— Start GIVEN DATA —

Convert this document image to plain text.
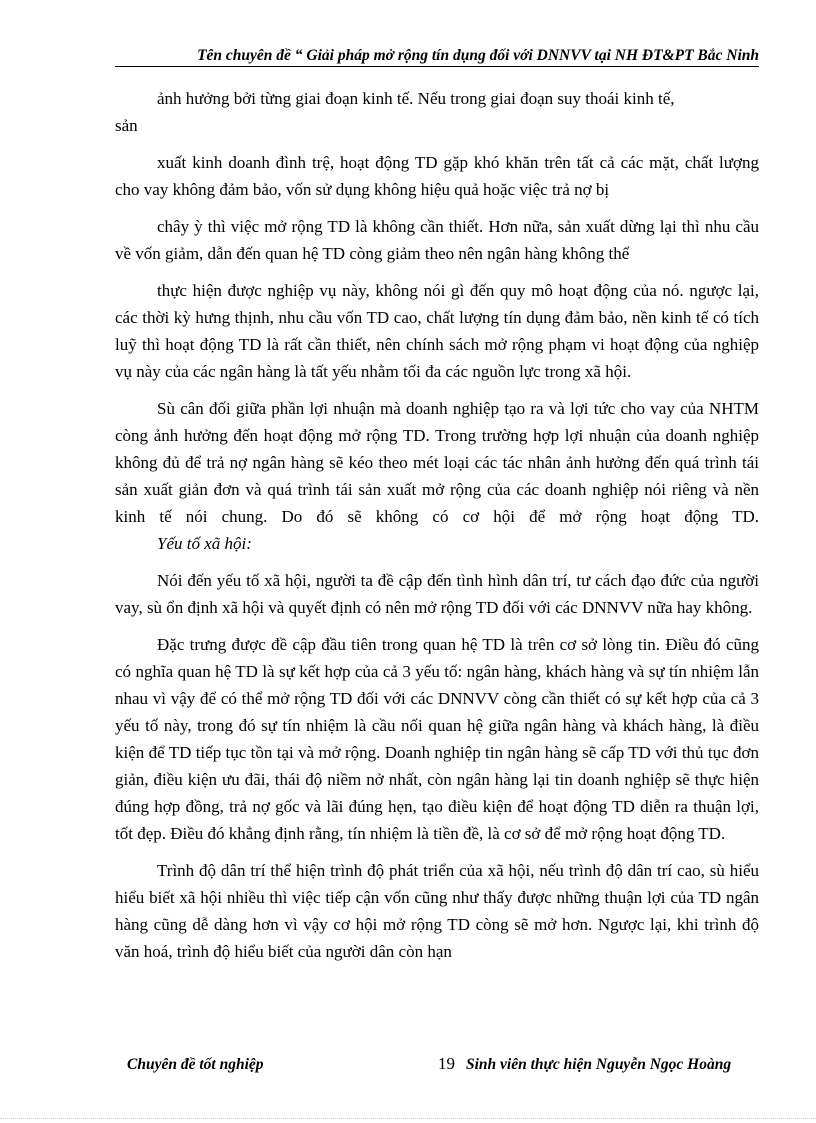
Tên chuyên đề “ Giải pháp mở rộng tín dụng đối với DNNVV tại NH ĐT&PT Bắc Ninh

ảnh hưởng bởi từng giai đoạn kinh tế. Nếu trong giai đoạn suy thoái kinh tế,

sản

xuất kinh doanh đình trệ, hoạt động TD gặp khó khăn trên tất cả các mặt, chất lượng cho vay không đảm bảo, vốn sử dụng không hiệu quả hoặc việc trả nợ bị

chây ỳ thì việc mở rộng TD là không cần thiết. Hơn nữa, sản xuất dừng lại thì nhu cầu về vốn giảm, dẫn đến quan hệ TD còng giảm theo nên ngân hàng không thể

thực hiện được nghiệp vụ này, không nói gì đến quy mô hoạt động của nó. ngược lại, các thời kỳ hưng thịnh, nhu cầu vốn TD cao, chất lượng tín dụng đảm bảo, nền kinh tế có tích luỹ thì hoạt động TD là rất cần thiết, nên chính sách mở rộng phạm vi hoạt động của nghiệp vụ này của các ngân hàng là tất yếu nhằm tối đa các nguồn lực trong xã hội.

Sù cân đối giữa phần lợi nhuận mà doanh nghiệp tạo ra và lợi tức cho vay của NHTM còng ảnh hưởng đến hoạt động mở rộng TD. Trong trường hợp lợi nhuận của doanh nghiệp không đủ để trả nợ ngân hàng sẽ kéo theo mét loại các tác nhân ảnh hưởng đến quá trình tái sản xuất giản đơn và quá trình tái sản xuất mở rộng của các doanh nghiệp nói riêng và nền kinh tế nói chung. Do đó sẽ không có cơ hội để mở rộng hoạt động TD.

Yếu tố xã hội:

Nói đến yếu tố xã hội, người ta đề cập đến tình hình dân trí, tư cách đạo đức của người vay, sù ổn định xã hội và quyết định có nên mở rộng TD đối với các DNNVV nữa hay không.

Đặc trưng được đề cập đầu tiên trong quan hệ TD là trên cơ sở lòng tin. Điều đó cũng có nghĩa quan hệ TD là sự kết hợp của cả 3 yếu tố: ngân hàng, khách hàng và sự tín nhiệm lẫn nhau vì vậy để có thể mở rộng TD đối với các DNNVV còng cần thiết có sự kết hợp của cả 3 yếu tố này, trong đó sự tín nhiệm là cầu nối quan hệ giữa ngân hàng và khách hàng, là điều kiện để TD tiếp tục tồn tại và mở rộng. Doanh nghiệp tin ngân hàng sẽ cấp TD với thủ tục đơn giản, điều kiện ưu đãi, thái độ niềm nở nhất, còn ngân hàng lại tin doanh nghiệp sẽ thực hiện đúng hợp đồng, trả nợ gốc và lãi đúng hẹn, tạo điều kiện để hoạt động TD diễn ra thuận lợi, tốt đẹp. Điều đó khẳng định rằng, tín nhiệm là tiền đề, là cơ sở để mở rộng hoạt động TD.

Trình độ dân trí thể hiện trình độ phát triển của xã hội, nếu trình độ dân trí cao, sù hiểu hiểu biết xã hội nhiều thì việc tiếp cận vốn cũng như thấy được những thuận lợi của TD ngân hàng cũng dễ dàng hơn vì vậy cơ hội mở rộng TD còng sẽ mở hơn. Ngược lại, khi trình độ văn hoá, trình độ hiểu biết của người dân còn hạn

Chuyên đề tốt nghiệp	19 Sinh viên thực hiện Nguyễn Ngọc Hoàng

— End GIVEN DATA —

### EXERCISE TASK
Search the data above for the string "định" and copy each line that has it.

### COMPLETED EXERCISE
Nói đến yếu tố xã hội, người ta đề cập đến tình hình dân trí, tư cách đạo đức của người vay, sù ổn định xã hội và quyết định có nên mở rộng TD đối với các DNNVV nữa hay không.
Đặc trưng được đề cập đầu tiên trong quan hệ TD là trên cơ sở lòng tin. Điều đó cũng có nghĩa quan hệ TD là sự kết hợp của cả 3 yếu tố: ngân hàng, khách hàng và sự tín nhiệm lẫn nhau vì vậy để có thể mở rộng TD đối với các DNNVV còng cần thiết có sự kết hợp của cả 3 yếu tố này, trong đó sự tín nhiệm là cầu nối quan hệ giữa ngân hàng và khách hàng, là điều kiện để TD tiếp tục tồn tại và mở rộng. Doanh nghiệp tin ngân hàng sẽ cấp TD với thủ tục đơn giản, điều kiện ưu đãi, thái độ niềm nở nhất, còn ngân hàng lại tin doanh nghiệp sẽ thực hiện đúng hợp đồng, trả nợ gốc và lãi đúng hẹn, tạo điều kiện để hoạt động TD diễn ra thuận lợi, tốt đẹp. Điều đó khẳng định rằng, tín nhiệm là tiền đề, là cơ sở để mở rộng hoạt động TD.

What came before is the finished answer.